[Dataset rows]
= = = =

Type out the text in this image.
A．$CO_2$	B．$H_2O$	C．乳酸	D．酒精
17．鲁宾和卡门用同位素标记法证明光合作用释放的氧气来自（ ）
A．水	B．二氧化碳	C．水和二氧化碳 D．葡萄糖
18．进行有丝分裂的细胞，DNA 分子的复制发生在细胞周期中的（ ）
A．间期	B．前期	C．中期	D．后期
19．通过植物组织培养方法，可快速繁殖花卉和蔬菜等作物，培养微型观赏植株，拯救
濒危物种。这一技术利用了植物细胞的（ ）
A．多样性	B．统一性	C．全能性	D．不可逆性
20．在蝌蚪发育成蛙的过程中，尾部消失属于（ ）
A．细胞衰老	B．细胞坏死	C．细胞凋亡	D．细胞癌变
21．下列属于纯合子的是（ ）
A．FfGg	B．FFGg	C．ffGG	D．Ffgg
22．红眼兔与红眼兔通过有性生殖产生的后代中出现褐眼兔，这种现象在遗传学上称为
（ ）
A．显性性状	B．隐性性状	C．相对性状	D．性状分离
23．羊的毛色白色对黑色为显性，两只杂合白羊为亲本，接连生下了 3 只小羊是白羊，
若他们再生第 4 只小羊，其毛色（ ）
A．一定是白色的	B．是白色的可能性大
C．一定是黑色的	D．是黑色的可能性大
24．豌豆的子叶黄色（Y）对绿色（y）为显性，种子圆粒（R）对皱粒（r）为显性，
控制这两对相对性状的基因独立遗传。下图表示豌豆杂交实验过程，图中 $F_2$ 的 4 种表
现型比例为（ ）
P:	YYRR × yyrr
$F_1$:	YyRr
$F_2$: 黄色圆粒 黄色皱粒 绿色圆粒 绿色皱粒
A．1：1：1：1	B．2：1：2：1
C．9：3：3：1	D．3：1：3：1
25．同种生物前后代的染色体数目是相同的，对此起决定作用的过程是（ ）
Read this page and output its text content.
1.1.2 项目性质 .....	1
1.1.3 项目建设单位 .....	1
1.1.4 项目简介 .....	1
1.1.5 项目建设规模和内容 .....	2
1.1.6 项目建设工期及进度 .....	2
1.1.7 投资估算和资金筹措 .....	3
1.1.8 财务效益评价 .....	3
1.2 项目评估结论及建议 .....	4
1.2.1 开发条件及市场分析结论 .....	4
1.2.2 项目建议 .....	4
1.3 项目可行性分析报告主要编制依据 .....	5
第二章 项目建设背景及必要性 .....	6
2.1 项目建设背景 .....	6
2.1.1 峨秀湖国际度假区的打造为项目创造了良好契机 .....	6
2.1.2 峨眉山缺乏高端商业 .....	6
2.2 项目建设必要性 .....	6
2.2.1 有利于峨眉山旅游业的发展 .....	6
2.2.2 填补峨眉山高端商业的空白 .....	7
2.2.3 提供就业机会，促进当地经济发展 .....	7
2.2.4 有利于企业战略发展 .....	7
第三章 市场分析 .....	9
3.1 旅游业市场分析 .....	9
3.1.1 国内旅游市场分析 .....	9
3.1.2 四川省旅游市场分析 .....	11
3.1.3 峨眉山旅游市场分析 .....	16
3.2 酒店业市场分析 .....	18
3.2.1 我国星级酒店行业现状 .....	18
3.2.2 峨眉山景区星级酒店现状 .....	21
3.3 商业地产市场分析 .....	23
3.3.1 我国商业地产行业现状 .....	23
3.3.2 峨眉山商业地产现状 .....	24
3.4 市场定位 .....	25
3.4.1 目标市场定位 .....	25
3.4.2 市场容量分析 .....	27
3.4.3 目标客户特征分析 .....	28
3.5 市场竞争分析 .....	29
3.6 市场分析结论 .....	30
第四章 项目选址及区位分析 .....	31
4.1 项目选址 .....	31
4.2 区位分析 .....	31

= = = =

# Task goal
Show the lines of the data that hold the word "this".

# Full response
Type out the text in this image.
Read this page and output its text content.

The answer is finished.